** begin Excerpted records **

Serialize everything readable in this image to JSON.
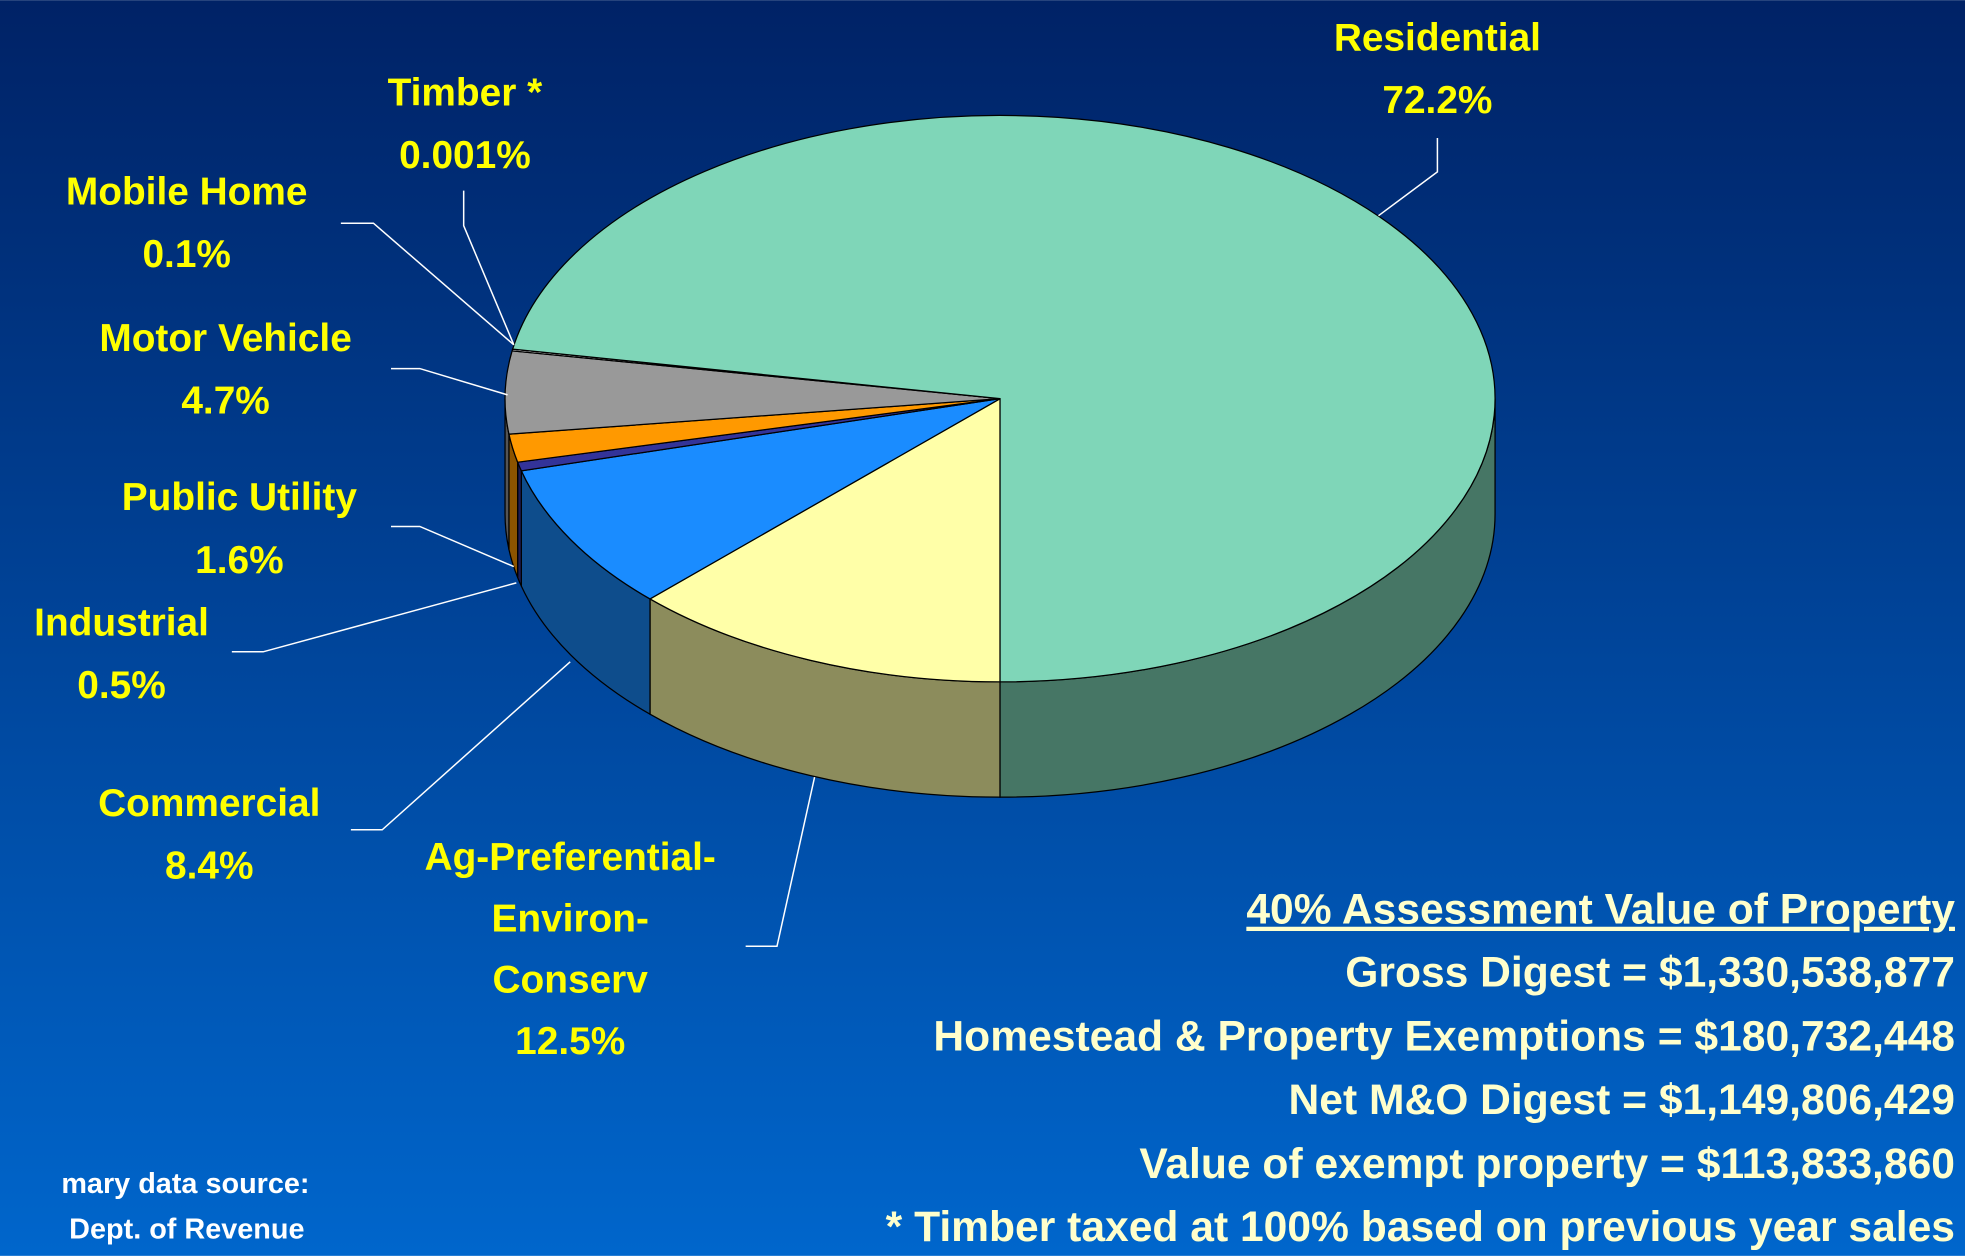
{
  "chart_data": {
    "type": "pie3d",
    "categories": [
      [
        "Ag-Preferential-",
        "Environ-",
        "Conserv"
      ],
      [
        "Commercial"
      ],
      [
        "Industrial"
      ],
      [
        "Public Utility"
      ],
      [
        "Motor Vehicle"
      ],
      [
        "Mobile Home"
      ],
      [
        "Timber *"
      ],
      [
        "Residential"
      ]
    ],
    "values": [
      12.5,
      8.4,
      0.5,
      1.6,
      4.7,
      0.1,
      0.001,
      72.2
    ],
    "value_labels": [
      "12.5%",
      "8.4%",
      "0.5%",
      "1.6%",
      "4.7%",
      "0.1%",
      "0.001%",
      "72.2%"
    ],
    "colors": [
      "#ffffa8",
      "#1a8cff",
      "#333399",
      "#ff9900",
      "#999999",
      "#dddddd",
      "#cccccc",
      "#7fd6b8"
    ],
    "annotations": [
      "40% Assessment Value of Property",
      "Gross Digest = $1,330,538,877",
      "Homestead & Property Exemptions = $180,732,448",
      "Net M&O Digest = $1,149,806,429",
      "Value of exempt property = $113,833,860",
      "* Timber taxed at 100% based on previous year sales"
    ],
    "source": [
      "mary data source:",
      "Dept. of Revenue"
    ]
  }
}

** end Excerpted records **

▸ What you need to do:
Show every line that contains the word "Digest".

▸ Output for this task:
      "Gross Digest = $1,330,538,877",
      "Net M&O Digest = $1,149,806,429",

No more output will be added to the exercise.